[What this task involves] All entries below are to be set down again, identical to the source.

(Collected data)

BEGIN

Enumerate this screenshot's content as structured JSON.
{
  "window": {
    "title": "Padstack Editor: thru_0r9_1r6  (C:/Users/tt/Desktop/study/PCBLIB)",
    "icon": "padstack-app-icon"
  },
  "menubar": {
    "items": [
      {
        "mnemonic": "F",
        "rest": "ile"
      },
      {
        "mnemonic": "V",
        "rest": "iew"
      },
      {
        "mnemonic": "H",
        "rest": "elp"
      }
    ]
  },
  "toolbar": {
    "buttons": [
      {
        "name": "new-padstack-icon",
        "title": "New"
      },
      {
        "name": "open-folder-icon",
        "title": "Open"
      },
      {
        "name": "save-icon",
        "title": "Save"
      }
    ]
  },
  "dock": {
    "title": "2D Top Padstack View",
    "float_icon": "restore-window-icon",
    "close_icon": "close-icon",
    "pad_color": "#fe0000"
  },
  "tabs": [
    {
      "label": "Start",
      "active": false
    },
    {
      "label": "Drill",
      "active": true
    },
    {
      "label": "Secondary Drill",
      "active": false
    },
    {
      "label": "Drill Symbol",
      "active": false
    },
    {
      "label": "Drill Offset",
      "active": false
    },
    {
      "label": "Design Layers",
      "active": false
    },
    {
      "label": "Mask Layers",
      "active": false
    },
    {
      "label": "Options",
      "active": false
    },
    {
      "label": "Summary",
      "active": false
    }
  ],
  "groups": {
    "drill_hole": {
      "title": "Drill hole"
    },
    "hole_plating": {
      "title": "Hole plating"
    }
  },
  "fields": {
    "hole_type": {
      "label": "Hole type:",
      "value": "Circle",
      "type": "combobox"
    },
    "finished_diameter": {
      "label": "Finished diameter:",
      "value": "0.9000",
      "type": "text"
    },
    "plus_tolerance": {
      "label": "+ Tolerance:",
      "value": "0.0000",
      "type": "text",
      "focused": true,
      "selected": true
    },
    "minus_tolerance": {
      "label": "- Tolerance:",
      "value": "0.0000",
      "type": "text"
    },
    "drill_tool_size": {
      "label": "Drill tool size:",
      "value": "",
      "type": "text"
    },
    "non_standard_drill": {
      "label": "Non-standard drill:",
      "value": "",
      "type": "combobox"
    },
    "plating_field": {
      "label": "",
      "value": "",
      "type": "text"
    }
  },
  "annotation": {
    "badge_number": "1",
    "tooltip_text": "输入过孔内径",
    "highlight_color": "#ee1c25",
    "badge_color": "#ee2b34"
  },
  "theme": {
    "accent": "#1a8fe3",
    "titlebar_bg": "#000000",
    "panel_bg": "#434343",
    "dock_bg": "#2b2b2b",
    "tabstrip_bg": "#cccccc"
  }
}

END

[The solution]
Enumerate this screenshot's content as structured JSON.
{
  "window": {
    "title": "Padstack Editor: thru_0r9_1r6  (C:/Users/tt/Desktop/study/PCBLIB)",
    "icon": "padstack-app-icon"
  },
  "menubar": {
    "items": [
      {
        "mnemonic": "F",
        "rest": "ile"
      },
      {
        "mnemonic": "V",
        "rest": "iew"
      },
      {
        "mnemonic": "H",
        "rest": "elp"
      }
    ]
  },
  "toolbar": {
    "buttons": [
      {
        "name": "new-padstack-icon",
        "title": "New"
      },
      {
        "name": "open-folder-icon",
        "title": "Open"
      },
      {
        "name": "save-icon",
        "title": "Save"
      }
    ]
  },
  "dock": {
    "title": "2D Top Padstack View",
    "float_icon": "restore-window-icon",
    "close_icon": "close-icon",
    "pad_color": "#fe0000"
  },
  "tabs": [
    {
      "label": "Start",
      "active": false
    },
    {
      "label": "Drill",
      "active": true
    },
    {
      "label": "Secondary Drill",
      "active": false
    },
    {
      "label": "Drill Symbol",
      "active": false
    },
    {
      "label": "Drill Offset",
      "active": false
    },
    {
      "label": "Design Layers",
      "active": false
    },
    {
      "label": "Mask Layers",
      "active": false
    },
    {
      "label": "Options",
      "active": false
    },
    {
      "label": "Summary",
      "active": false
    }
  ],
  "groups": {
    "drill_hole": {
      "title": "Drill hole"
    },
    "hole_plating": {
      "title": "Hole plating"
    }
  },
  "fields": {
    "hole_type": {
      "label": "Hole type:",
      "value": "Circle",
      "type": "combobox"
    },
    "finished_diameter": {
      "label": "Finished diameter:",
      "value": "0.9000",
      "type": "text"
    },
    "plus_tolerance": {
      "label": "+ Tolerance:",
      "value": "0.0000",
      "type": "text",
      "focused": true,
      "selected": true
    },
    "minus_tolerance": {
      "label": "- Tolerance:",
      "value": "0.0000",
      "type": "text"
    },
    "drill_tool_size": {
      "label": "Drill tool size:",
      "value": "",
      "type": "text"
    },
    "non_standard_drill": {
      "label": "Non-standard drill:",
      "value": "",
      "type": "combobox"
    },
    "plating_field": {
      "label": "",
      "value": "",
      "type": "text"
    }
  },
  "annotation": {
    "badge_number": "1",
    "tooltip_text": "输入过孔内径",
    "highlight_color": "#ee1c25",
    "badge_color": "#ee2b34"
  },
  "theme": {
    "accent": "#1a8fe3",
    "titlebar_bg": "#000000",
    "panel_bg": "#434343",
    "dock_bg": "#2b2b2b",
    "tabstrip_bg": "#cccccc"
  }
}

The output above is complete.